— Task statement —
Transcribe the whole listing below without changing a word, but leave out every image.

++++++++++++++++++++

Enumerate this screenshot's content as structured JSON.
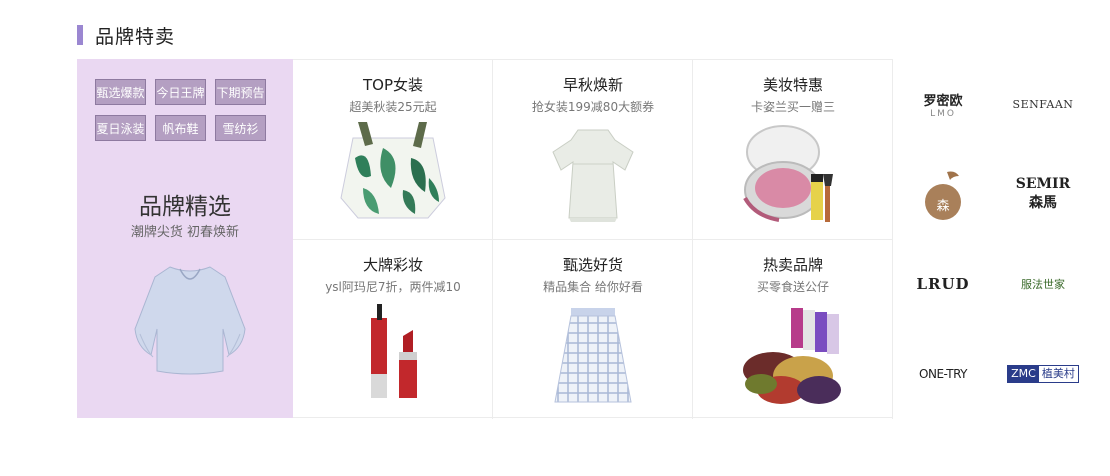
{
  "section": {
    "title": "品牌特卖"
  },
  "promo": {
    "tags": [
      "甄选爆款",
      "今日王牌",
      "下期预告",
      "夏日泳装",
      "帆布鞋",
      "雪纺衫"
    ],
    "title": "品牌精选",
    "subtitle": "潮牌尖货 初春焕新"
  },
  "cells": [
    {
      "title": "TOP女装",
      "subtitle": "超美秋装25元起"
    },
    {
      "title": "早秋焕新",
      "subtitle": "抢女装199减80大额券"
    },
    {
      "title": "美妆特惠",
      "subtitle": "卡姿兰买一赠三"
    },
    {
      "title": "大牌彩妆",
      "subtitle": "ysl阿玛尼7折，两件减10"
    },
    {
      "title": "甄选好货",
      "subtitle": "精品集合 给你好看"
    },
    {
      "title": "热卖品牌",
      "subtitle": "买零食送公仔"
    }
  ],
  "brands": {
    "luomiou": {
      "cn": "罗密欧",
      "en": "LMO"
    },
    "senfaan": "SENFAAN",
    "shu": "森",
    "semir": {
      "en": "SEMIR",
      "cn": "森馬"
    },
    "lrud": "LRUD",
    "yifa": "服法世家",
    "onetry": "ONE-TRY",
    "zmc": {
      "en": "ZMC",
      "cn": "植美村"
    }
  },
  "colors": {
    "accent": "#9b87d1",
    "promo_bg": "#ead8f2",
    "tag_bg": "#b49fc2"
  }
}
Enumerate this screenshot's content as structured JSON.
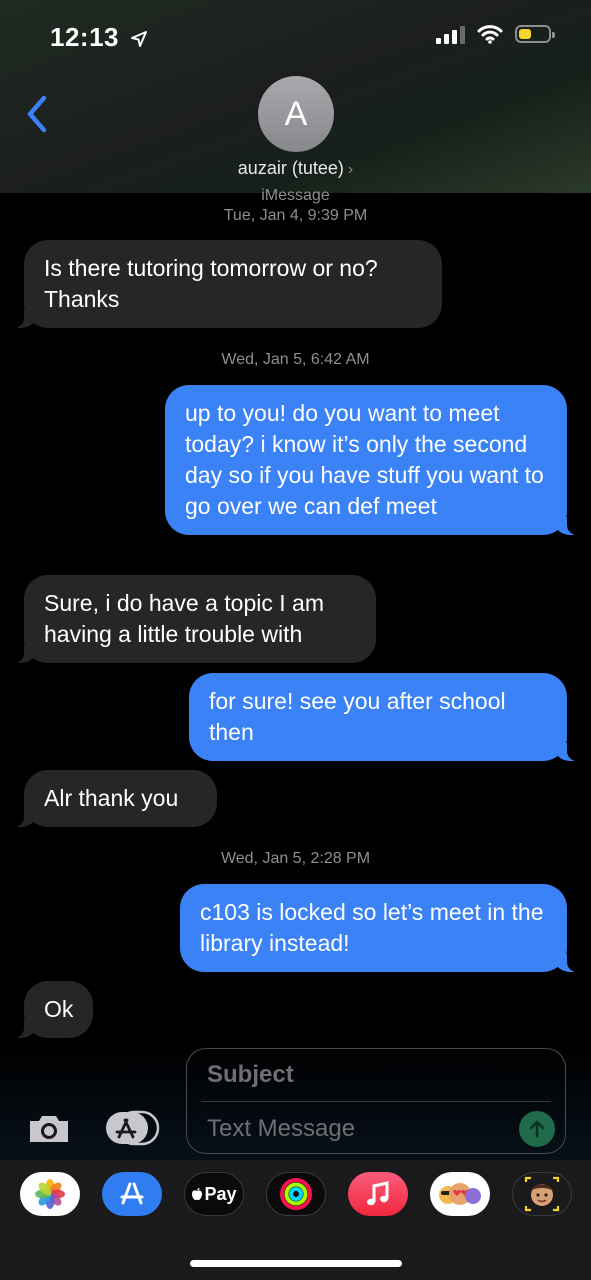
{
  "status_bar": {
    "time": "12:13",
    "battery_color": "#f5d430"
  },
  "header": {
    "avatar_initial": "A",
    "contact_name": "auzair (tutee)",
    "chevron": "›"
  },
  "thread": {
    "service_label": "iMessage",
    "messages_meta": [
      {
        "timestamp": "Tue, Jan 4, 9:39 PM"
      },
      {
        "timestamp": "Wed, Jan 5, 6:42 AM"
      },
      {
        "timestamp": "Wed, Jan 5, 2:28 PM"
      }
    ],
    "messages": [
      {
        "dir": "in",
        "text": "Is there tutoring tomorrow or no? Thanks"
      },
      {
        "dir": "out",
        "text": "up to you! do you want to meet today? i know it’s only the second day so if you have stuff you want to go over we can def meet"
      },
      {
        "dir": "in",
        "text": "Sure, i do have a topic I am having a little trouble with"
      },
      {
        "dir": "out",
        "text": "for sure! see you after school then"
      },
      {
        "dir": "in",
        "text": "Alr thank you"
      },
      {
        "dir": "out",
        "text": "c103 is locked so let’s meet in the library instead!"
      },
      {
        "dir": "in",
        "text": "Ok"
      }
    ],
    "colors": {
      "incoming": "#262628",
      "outgoing": "#3a82f6"
    }
  },
  "composer": {
    "subject_placeholder": "Subject",
    "text_placeholder": "Text Message"
  },
  "app_strip": {
    "apps": [
      {
        "name": "photos-app-icon"
      },
      {
        "name": "app-store-app-icon"
      },
      {
        "name": "apple-pay-app-icon",
        "label": "Pay"
      },
      {
        "name": "activity-app-icon"
      },
      {
        "name": "music-app-icon"
      },
      {
        "name": "memoji-stickers-app-icon"
      },
      {
        "name": "animoji-app-icon"
      }
    ]
  }
}
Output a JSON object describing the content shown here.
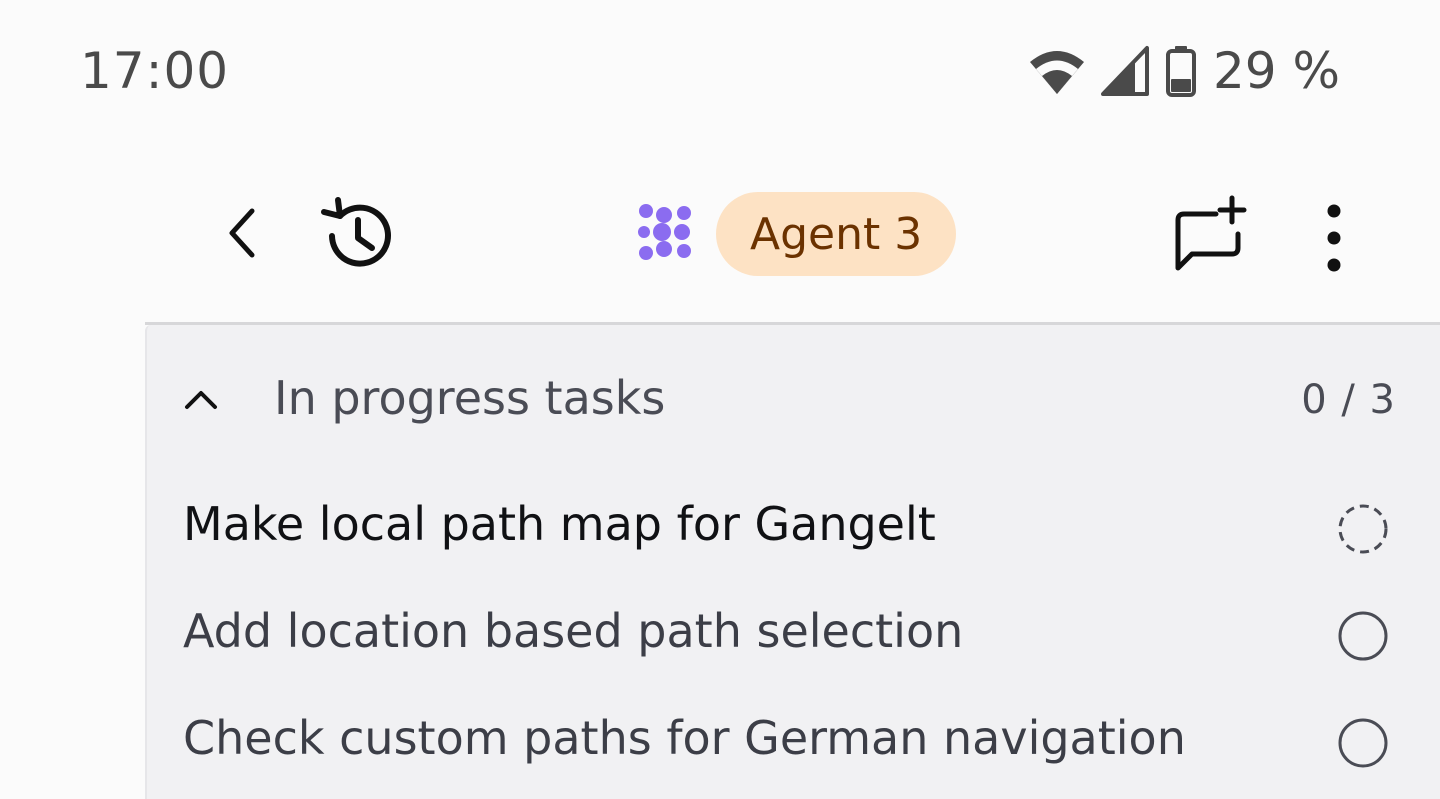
{
  "status_bar": {
    "time": "17:00",
    "battery_percent": "29 %",
    "icons": [
      "wifi-icon",
      "cell-signal-icon",
      "battery-icon"
    ]
  },
  "toolbar": {
    "back_icon": "chevron-left-icon",
    "history_icon": "history-icon",
    "agent_logo_icon": "agent-logo-icon",
    "agent_name": "Agent 3",
    "new_chat_icon": "new-chat-icon",
    "more_icon": "more-vertical-icon"
  },
  "tasks": {
    "title": "In progress tasks",
    "count": "0 / 3",
    "expanded": true,
    "items": [
      {
        "label": "Make local path map for Gangelt",
        "status": "in-progress"
      },
      {
        "label": "Add location based path selection",
        "status": "pending"
      },
      {
        "label": "Check custom paths for German navigation",
        "status": "pending"
      }
    ]
  },
  "colors": {
    "background": "#fbfbfb",
    "panel": "#f1f1f3",
    "agent_pill_bg": "#fde2c4",
    "agent_pill_text": "#6b3200",
    "agent_logo": "#8b6cf0",
    "status_text": "#4a4a4a"
  }
}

++++++++++++++++++++

— Result for this exercise —
Enumerate this screenshot's content as structured JSON.
{
  "section": {
    "title": "品牌特卖"
  },
  "promo": {
    "tags": [
      "甄选爆款",
      "今日王牌",
      "下期预告",
      "夏日泳装",
      "帆布鞋",
      "雪纺衫"
    ],
    "title": "品牌精选",
    "subtitle": "潮牌尖货 初春焕新"
  },
  "cells": [
    {
      "title": "TOP女装",
      "subtitle": "超美秋装25元起"
    },
    {
      "title": "早秋焕新",
      "subtitle": "抢女装199减80大额券"
    },
    {
      "title": "美妆特惠",
      "subtitle": "卡姿兰买一赠三"
    },
    {
      "title": "大牌彩妆",
      "subtitle": "ysl阿玛尼7折，两件减10"
    },
    {
      "title": "甄选好货",
      "subtitle": "精品集合 给你好看"
    },
    {
      "title": "热卖品牌",
      "subtitle": "买零食送公仔"
    }
  ],
  "brands": {
    "luomiou": {
      "cn": "罗密欧",
      "en": "LMO"
    },
    "senfaan": "SENFAAN",
    "shu": "森",
    "semir": {
      "en": "SEMIR",
      "cn": "森馬"
    },
    "lrud": "LRUD",
    "yifa": "服法世家",
    "onetry": "ONE-TRY",
    "zmc": {
      "en": "ZMC",
      "cn": "植美村"
    }
  },
  "colors": {
    "accent": "#9b87d1",
    "promo_bg": "#ead8f2",
    "tag_bg": "#b49fc2"
  }
}
Enumerate this screenshot's content as structured JSON.
{
  "status_bar": {
    "time": "12:13",
    "battery_color": "#f5d430"
  },
  "header": {
    "avatar_initial": "A",
    "contact_name": "auzair (tutee)",
    "chevron": "›"
  },
  "thread": {
    "service_label": "iMessage",
    "messages_meta": [
      {
        "timestamp": "Tue, Jan 4, 9:39 PM"
      },
      {
        "timestamp": "Wed, Jan 5, 6:42 AM"
      },
      {
        "timestamp": "Wed, Jan 5, 2:28 PM"
      }
    ],
    "messages": [
      {
        "dir": "in",
        "text": "Is there tutoring tomorrow or no? Thanks"
      },
      {
        "dir": "out",
        "text": "up to you! do you want to meet today? i know it’s only the second day so if you have stuff you want to go over we can def meet"
      },
      {
        "dir": "in",
        "text": "Sure, i do have a topic I am having a little trouble with"
      },
      {
        "dir": "out",
        "text": "for sure! see you after school then"
      },
      {
        "dir": "in",
        "text": "Alr thank you"
      },
      {
        "dir": "out",
        "text": "c103 is locked so let’s meet in the library instead!"
      },
      {
        "dir": "in",
        "text": "Ok"
      }
    ],
    "colors": {
      "incoming": "#262628",
      "outgoing": "#3a82f6"
    }
  },
  "composer": {
    "subject_placeholder": "Subject",
    "text_placeholder": "Text Message"
  },
  "app_strip": {
    "apps": [
      {
        "name": "photos-app-icon"
      },
      {
        "name": "app-store-app-icon"
      },
      {
        "name": "apple-pay-app-icon",
        "label": "Pay"
      },
      {
        "name": "activity-app-icon"
      },
      {
        "name": "music-app-icon"
      },
      {
        "name": "memoji-stickers-app-icon"
      },
      {
        "name": "animoji-app-icon"
      }
    ]
  }
}
Output a JSON object describing the content shown here.
{
  "status_bar": {
    "time": "17:00",
    "battery_percent": "29 %",
    "icons": [
      "wifi-icon",
      "cell-signal-icon",
      "battery-icon"
    ]
  },
  "toolbar": {
    "back_icon": "chevron-left-icon",
    "history_icon": "history-icon",
    "agent_logo_icon": "agent-logo-icon",
    "agent_name": "Agent 3",
    "new_chat_icon": "new-chat-icon",
    "more_icon": "more-vertical-icon"
  },
  "tasks": {
    "title": "In progress tasks",
    "count": "0 / 3",
    "expanded": true,
    "items": [
      {
        "label": "Make local path map for Gangelt",
        "status": "in-progress"
      },
      {
        "label": "Add location based path selection",
        "status": "pending"
      },
      {
        "label": "Check custom paths for German navigation",
        "status": "pending"
      }
    ]
  },
  "colors": {
    "background": "#fbfbfb",
    "panel": "#f1f1f3",
    "agent_pill_bg": "#fde2c4",
    "agent_pill_text": "#6b3200",
    "agent_logo": "#8b6cf0",
    "status_text": "#4a4a4a"
  }
}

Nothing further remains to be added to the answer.